Select each line where the word "Tidal" appears.
[BEGIN]
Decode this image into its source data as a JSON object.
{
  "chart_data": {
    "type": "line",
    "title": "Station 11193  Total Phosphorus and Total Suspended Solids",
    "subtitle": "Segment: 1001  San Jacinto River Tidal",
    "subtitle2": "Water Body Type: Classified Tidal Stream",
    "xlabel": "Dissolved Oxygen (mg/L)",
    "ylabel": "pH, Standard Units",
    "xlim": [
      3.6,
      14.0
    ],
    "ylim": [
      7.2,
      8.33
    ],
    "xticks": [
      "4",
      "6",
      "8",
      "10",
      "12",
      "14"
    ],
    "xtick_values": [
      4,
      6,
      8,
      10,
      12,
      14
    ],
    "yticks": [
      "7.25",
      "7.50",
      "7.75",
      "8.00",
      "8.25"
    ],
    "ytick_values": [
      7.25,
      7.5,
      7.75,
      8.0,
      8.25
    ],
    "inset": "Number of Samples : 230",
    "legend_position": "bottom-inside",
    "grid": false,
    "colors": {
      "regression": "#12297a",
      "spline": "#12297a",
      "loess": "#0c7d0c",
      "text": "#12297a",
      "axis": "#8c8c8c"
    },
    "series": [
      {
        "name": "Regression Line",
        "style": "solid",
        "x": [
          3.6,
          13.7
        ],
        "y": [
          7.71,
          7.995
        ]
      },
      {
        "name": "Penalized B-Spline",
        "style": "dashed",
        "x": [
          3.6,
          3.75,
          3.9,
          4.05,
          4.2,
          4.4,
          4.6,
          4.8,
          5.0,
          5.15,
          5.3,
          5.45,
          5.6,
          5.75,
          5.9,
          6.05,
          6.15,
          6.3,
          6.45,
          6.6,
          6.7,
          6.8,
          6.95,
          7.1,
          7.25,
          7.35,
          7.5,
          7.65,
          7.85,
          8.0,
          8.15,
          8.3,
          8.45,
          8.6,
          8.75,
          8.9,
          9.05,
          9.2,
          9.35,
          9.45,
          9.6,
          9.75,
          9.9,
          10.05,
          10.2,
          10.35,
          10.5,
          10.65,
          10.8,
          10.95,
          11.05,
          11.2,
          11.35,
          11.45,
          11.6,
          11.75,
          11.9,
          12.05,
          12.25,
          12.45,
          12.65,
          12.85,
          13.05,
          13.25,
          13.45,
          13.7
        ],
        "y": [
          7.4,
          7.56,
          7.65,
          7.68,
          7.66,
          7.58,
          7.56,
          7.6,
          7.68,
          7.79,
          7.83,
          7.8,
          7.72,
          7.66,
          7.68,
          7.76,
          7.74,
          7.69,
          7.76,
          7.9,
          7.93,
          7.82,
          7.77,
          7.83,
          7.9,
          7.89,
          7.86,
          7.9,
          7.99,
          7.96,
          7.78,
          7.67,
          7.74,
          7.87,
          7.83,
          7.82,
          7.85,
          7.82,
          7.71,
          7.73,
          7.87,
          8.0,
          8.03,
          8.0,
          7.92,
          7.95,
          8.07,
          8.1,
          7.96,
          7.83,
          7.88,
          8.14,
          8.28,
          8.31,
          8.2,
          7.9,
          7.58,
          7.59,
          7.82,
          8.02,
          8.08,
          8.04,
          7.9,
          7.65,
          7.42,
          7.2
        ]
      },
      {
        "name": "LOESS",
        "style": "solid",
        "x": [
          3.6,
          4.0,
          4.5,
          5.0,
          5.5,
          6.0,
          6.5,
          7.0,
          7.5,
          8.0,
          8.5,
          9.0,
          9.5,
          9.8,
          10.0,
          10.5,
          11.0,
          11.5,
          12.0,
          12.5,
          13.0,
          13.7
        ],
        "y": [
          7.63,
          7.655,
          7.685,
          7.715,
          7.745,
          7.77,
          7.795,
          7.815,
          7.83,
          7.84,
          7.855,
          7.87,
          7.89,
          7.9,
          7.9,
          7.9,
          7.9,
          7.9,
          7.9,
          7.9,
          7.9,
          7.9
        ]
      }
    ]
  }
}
[END]
### RESPONSE
    "subtitle": "Segment: 1001  San Jacinto River Tidal",
    "subtitle2": "Water Body Type: Classified Tidal Stream",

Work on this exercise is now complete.